Given task
Exactly the lines from the one containing "Give me a plain-text" through the end of the data below are to be reproduced, and nothing besides them.

Extracted material
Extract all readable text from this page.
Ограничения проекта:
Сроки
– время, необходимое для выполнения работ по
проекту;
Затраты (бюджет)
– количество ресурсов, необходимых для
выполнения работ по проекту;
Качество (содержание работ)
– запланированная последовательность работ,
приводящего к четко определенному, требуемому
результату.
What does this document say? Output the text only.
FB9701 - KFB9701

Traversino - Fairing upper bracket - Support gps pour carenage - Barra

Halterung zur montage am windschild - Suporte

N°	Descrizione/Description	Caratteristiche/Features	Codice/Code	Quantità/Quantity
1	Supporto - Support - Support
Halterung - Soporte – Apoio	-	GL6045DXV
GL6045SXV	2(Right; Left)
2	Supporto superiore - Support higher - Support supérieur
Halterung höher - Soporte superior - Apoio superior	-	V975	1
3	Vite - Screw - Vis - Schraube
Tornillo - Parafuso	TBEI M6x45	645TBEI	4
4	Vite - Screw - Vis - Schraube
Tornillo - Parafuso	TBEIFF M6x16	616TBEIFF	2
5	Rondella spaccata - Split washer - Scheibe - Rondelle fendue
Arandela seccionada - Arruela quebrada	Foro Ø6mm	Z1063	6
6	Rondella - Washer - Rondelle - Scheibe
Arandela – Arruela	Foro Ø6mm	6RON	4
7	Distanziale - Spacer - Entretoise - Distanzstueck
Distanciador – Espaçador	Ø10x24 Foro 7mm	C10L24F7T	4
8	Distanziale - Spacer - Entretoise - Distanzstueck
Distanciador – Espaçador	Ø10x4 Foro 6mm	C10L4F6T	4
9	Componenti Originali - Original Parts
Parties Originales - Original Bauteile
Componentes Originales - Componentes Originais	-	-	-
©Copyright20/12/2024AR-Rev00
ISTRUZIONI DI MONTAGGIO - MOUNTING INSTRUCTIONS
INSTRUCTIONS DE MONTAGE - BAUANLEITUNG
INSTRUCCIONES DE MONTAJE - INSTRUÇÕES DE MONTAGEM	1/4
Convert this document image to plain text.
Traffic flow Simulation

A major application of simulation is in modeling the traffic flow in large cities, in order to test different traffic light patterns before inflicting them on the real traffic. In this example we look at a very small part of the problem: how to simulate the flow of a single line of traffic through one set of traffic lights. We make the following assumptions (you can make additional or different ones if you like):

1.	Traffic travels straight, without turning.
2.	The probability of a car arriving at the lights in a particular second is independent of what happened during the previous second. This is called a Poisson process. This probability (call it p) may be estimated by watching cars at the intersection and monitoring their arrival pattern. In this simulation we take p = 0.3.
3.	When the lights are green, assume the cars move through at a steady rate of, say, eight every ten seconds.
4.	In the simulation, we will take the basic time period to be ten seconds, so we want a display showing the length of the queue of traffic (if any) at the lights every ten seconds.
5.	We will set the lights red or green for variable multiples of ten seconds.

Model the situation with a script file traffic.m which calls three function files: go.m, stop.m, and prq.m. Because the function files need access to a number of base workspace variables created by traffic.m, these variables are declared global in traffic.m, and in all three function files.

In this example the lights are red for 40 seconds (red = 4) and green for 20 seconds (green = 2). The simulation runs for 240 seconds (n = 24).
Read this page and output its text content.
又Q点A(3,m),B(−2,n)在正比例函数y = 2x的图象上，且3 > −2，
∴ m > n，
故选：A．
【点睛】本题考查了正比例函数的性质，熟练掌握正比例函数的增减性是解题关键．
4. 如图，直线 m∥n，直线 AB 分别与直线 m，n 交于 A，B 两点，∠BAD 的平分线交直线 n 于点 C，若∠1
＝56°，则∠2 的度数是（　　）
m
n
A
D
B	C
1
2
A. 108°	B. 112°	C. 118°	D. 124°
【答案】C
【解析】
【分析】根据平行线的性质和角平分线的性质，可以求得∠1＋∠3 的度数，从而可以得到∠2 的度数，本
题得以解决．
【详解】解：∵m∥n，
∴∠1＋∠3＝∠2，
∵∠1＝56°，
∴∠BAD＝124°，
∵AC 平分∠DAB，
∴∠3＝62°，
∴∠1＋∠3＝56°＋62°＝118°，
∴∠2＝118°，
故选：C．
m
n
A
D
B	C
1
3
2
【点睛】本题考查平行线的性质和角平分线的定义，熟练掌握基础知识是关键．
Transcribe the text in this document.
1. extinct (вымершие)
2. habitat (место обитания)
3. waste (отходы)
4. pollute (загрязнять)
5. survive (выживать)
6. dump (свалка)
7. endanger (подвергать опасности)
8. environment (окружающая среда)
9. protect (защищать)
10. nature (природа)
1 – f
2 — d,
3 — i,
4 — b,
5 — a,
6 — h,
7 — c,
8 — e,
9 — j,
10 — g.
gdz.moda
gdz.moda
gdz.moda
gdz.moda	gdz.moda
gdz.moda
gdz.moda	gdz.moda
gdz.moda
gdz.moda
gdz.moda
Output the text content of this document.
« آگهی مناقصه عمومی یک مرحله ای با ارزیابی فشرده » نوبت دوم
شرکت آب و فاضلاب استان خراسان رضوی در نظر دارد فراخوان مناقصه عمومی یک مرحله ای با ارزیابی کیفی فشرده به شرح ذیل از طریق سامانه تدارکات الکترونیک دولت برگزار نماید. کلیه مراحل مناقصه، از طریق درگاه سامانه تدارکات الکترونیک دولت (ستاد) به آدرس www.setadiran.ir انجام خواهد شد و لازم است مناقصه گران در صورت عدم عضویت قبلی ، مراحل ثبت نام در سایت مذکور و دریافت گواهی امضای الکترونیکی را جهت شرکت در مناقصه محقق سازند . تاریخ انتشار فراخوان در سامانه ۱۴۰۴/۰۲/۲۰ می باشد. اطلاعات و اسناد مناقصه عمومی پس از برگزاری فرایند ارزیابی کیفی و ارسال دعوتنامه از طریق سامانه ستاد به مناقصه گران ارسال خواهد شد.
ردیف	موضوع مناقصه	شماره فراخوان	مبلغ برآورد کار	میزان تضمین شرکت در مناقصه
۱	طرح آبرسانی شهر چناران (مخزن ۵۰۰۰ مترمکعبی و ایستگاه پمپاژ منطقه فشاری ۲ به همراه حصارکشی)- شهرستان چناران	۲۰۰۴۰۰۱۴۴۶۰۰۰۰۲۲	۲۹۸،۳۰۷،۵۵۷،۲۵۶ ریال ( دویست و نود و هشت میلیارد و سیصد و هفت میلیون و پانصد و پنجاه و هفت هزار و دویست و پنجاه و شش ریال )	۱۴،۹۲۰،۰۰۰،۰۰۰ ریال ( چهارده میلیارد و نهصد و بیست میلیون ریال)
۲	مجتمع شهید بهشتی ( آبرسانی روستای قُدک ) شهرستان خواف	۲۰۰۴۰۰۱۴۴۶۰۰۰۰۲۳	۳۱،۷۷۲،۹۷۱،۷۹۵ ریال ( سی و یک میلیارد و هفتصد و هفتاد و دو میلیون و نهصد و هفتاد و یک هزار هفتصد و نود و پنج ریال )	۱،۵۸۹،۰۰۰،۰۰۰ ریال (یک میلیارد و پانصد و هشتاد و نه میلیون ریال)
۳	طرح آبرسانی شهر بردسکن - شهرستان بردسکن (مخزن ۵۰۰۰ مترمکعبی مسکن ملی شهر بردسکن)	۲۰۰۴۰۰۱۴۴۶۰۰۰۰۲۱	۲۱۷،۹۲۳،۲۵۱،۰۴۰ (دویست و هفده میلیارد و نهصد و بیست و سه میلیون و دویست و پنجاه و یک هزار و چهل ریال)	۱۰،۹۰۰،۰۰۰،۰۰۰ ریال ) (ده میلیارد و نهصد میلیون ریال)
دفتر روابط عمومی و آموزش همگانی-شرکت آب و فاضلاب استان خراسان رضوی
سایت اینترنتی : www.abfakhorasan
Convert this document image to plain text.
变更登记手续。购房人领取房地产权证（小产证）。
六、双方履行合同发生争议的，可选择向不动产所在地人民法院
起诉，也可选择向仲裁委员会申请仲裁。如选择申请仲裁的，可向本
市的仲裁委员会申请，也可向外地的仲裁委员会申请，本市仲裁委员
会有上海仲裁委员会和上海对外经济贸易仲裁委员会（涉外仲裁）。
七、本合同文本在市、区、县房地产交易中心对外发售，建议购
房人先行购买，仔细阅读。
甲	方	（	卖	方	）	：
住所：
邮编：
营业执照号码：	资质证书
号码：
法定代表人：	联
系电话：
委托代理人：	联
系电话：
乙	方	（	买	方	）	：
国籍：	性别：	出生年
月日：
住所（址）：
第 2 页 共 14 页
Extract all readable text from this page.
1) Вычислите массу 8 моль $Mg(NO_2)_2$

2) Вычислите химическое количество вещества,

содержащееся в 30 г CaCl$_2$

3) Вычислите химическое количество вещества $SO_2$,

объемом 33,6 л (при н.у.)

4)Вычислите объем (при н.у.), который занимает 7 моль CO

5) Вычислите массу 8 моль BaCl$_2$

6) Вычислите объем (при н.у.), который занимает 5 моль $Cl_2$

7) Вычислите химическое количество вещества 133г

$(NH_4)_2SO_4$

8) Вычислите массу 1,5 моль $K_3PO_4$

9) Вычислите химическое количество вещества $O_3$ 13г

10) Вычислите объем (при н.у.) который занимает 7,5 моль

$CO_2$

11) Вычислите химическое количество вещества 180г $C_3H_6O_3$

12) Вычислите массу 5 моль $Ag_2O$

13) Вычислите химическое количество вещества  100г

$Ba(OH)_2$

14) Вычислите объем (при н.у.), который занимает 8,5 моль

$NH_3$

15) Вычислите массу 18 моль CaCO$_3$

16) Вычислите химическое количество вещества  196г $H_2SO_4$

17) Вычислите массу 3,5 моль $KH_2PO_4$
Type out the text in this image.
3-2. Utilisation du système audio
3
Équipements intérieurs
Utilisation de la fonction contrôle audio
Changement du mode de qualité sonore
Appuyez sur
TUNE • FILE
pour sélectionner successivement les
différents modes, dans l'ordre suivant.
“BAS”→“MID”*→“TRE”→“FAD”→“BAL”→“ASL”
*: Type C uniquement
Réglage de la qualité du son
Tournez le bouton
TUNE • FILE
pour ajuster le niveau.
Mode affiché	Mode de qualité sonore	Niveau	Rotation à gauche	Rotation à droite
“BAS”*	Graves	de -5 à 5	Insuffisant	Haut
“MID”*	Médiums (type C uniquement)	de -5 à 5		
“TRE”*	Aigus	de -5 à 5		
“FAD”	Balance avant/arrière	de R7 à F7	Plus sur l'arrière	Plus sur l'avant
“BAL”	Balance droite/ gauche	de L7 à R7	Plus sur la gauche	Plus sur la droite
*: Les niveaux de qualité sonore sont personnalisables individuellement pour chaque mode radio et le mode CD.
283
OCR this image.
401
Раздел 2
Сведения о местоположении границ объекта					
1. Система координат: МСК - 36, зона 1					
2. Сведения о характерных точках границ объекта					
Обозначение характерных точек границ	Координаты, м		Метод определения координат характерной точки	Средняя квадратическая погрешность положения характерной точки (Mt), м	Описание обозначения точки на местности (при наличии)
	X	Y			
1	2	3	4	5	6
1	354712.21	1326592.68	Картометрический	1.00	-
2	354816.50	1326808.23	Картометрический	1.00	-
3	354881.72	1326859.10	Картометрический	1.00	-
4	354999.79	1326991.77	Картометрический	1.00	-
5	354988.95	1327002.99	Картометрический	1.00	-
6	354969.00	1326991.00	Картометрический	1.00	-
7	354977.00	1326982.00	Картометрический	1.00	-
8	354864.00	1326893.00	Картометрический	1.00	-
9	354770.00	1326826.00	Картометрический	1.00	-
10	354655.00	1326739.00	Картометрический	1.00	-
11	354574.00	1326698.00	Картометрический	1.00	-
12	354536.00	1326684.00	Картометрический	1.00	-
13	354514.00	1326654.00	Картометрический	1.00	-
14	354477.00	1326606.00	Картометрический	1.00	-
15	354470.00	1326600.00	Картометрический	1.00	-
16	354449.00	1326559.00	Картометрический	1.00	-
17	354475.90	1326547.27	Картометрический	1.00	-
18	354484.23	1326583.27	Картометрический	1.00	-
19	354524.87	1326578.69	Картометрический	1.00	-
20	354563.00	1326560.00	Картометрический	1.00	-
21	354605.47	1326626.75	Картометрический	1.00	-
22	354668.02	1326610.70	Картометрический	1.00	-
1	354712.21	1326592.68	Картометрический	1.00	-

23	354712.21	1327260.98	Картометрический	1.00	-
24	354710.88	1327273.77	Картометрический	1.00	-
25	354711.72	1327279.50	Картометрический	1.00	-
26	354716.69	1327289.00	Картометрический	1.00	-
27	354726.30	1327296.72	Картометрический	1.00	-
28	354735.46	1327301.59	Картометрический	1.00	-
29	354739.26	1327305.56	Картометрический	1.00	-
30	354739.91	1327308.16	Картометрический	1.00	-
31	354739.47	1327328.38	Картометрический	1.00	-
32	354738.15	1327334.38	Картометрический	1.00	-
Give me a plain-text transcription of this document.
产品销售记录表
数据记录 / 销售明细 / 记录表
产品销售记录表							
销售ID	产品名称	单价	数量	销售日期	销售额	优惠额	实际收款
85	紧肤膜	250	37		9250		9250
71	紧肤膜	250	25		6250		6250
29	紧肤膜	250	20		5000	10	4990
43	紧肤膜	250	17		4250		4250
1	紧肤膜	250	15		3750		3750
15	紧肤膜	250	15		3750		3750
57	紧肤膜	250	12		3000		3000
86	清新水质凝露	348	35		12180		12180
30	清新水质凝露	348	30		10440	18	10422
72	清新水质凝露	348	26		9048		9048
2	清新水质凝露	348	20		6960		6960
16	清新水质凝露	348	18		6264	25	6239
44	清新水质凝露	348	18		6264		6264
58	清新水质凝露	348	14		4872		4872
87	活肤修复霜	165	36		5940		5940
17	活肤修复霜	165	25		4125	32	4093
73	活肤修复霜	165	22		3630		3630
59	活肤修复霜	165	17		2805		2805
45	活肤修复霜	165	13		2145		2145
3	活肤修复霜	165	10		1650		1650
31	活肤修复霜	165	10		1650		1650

Exercise solution
Give me a plain-text transcription of this document.
产品销售记录表
数据记录 / 销售明细 / 记录表
产品销售记录表							
销售ID	产品名称	单价	数量	销售日期	销售额	优惠额	实际收款
85	紧肤膜	250	37		9250		9250
71	紧肤膜	250	25		6250		6250
29	紧肤膜	250	20		5000	10	4990
43	紧肤膜	250	17		4250		4250
1	紧肤膜	250	15		3750		3750
15	紧肤膜	250	15		3750		3750
57	紧肤膜	250	12		3000		3000
86	清新水质凝露	348	35		12180		12180
30	清新水质凝露	348	30		10440	18	10422
72	清新水质凝露	348	26		9048		9048
2	清新水质凝露	348	20		6960		6960
16	清新水质凝露	348	18		6264	25	6239
44	清新水质凝露	348	18		6264		6264
58	清新水质凝露	348	14		4872		4872
87	活肤修复霜	165	36		5940		5940
17	活肤修复霜	165	25		4125	32	4093
73	活肤修复霜	165	22		3630		3630
59	活肤修复霜	165	17		2805		2805
45	活肤修复霜	165	13		2145		2145
3	活肤修复霜	165	10		1650		1650
31	活肤修复霜	165	10		1650		1650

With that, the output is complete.